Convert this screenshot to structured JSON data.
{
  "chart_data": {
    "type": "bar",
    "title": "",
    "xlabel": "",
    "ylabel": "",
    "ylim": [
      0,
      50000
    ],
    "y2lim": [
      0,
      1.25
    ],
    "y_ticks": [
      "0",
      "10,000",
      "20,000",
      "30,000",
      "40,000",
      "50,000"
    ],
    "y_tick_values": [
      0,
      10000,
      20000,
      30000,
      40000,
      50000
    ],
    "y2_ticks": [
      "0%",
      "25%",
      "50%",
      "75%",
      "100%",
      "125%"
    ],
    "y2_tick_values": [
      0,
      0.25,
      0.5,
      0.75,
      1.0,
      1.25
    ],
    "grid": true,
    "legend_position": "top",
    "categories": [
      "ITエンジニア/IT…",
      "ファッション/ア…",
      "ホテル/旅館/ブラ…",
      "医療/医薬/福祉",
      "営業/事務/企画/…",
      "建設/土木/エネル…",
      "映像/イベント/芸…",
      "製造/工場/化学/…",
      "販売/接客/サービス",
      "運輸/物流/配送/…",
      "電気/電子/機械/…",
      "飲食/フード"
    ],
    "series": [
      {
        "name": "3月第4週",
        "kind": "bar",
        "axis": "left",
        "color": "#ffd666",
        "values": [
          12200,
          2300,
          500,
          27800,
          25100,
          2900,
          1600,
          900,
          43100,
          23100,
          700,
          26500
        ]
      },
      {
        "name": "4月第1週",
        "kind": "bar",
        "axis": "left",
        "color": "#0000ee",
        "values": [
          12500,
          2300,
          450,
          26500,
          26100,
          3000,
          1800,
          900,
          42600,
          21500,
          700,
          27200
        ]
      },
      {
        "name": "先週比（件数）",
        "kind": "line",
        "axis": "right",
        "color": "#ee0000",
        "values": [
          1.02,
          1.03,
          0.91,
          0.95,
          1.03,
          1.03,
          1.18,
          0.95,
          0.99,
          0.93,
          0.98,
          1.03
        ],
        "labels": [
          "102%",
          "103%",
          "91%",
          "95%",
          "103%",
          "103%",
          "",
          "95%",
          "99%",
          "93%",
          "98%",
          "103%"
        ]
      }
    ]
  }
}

> [GOAL]
Print the whole listing again, exactly.

> [TASK ANSWER]
Convert this screenshot to structured JSON data.
{
  "chart_data": {
    "type": "bar",
    "title": "",
    "xlabel": "",
    "ylabel": "",
    "ylim": [
      0,
      50000
    ],
    "y2lim": [
      0,
      1.25
    ],
    "y_ticks": [
      "0",
      "10,000",
      "20,000",
      "30,000",
      "40,000",
      "50,000"
    ],
    "y_tick_values": [
      0,
      10000,
      20000,
      30000,
      40000,
      50000
    ],
    "y2_ticks": [
      "0%",
      "25%",
      "50%",
      "75%",
      "100%",
      "125%"
    ],
    "y2_tick_values": [
      0,
      0.25,
      0.5,
      0.75,
      1.0,
      1.25
    ],
    "grid": true,
    "legend_position": "top",
    "categories": [
      "ITエンジニア/IT…",
      "ファッション/ア…",
      "ホテル/旅館/ブラ…",
      "医療/医薬/福祉",
      "営業/事務/企画/…",
      "建設/土木/エネル…",
      "映像/イベント/芸…",
      "製造/工場/化学/…",
      "販売/接客/サービス",
      "運輸/物流/配送/…",
      "電気/電子/機械/…",
      "飲食/フード"
    ],
    "series": [
      {
        "name": "3月第4週",
        "kind": "bar",
        "axis": "left",
        "color": "#ffd666",
        "values": [
          12200,
          2300,
          500,
          27800,
          25100,
          2900,
          1600,
          900,
          43100,
          23100,
          700,
          26500
        ]
      },
      {
        "name": "4月第1週",
        "kind": "bar",
        "axis": "left",
        "color": "#0000ee",
        "values": [
          12500,
          2300,
          450,
          26500,
          26100,
          3000,
          1800,
          900,
          42600,
          21500,
          700,
          27200
        ]
      },
      {
        "name": "先週比（件数）",
        "kind": "line",
        "axis": "right",
        "color": "#ee0000",
        "values": [
          1.02,
          1.03,
          0.91,
          0.95,
          1.03,
          1.03,
          1.18,
          0.95,
          0.99,
          0.93,
          0.98,
          1.03
        ],
        "labels": [
          "102%",
          "103%",
          "91%",
          "95%",
          "103%",
          "103%",
          "",
          "95%",
          "99%",
          "93%",
          "98%",
          "103%"
        ]
      }
    ]
  }
}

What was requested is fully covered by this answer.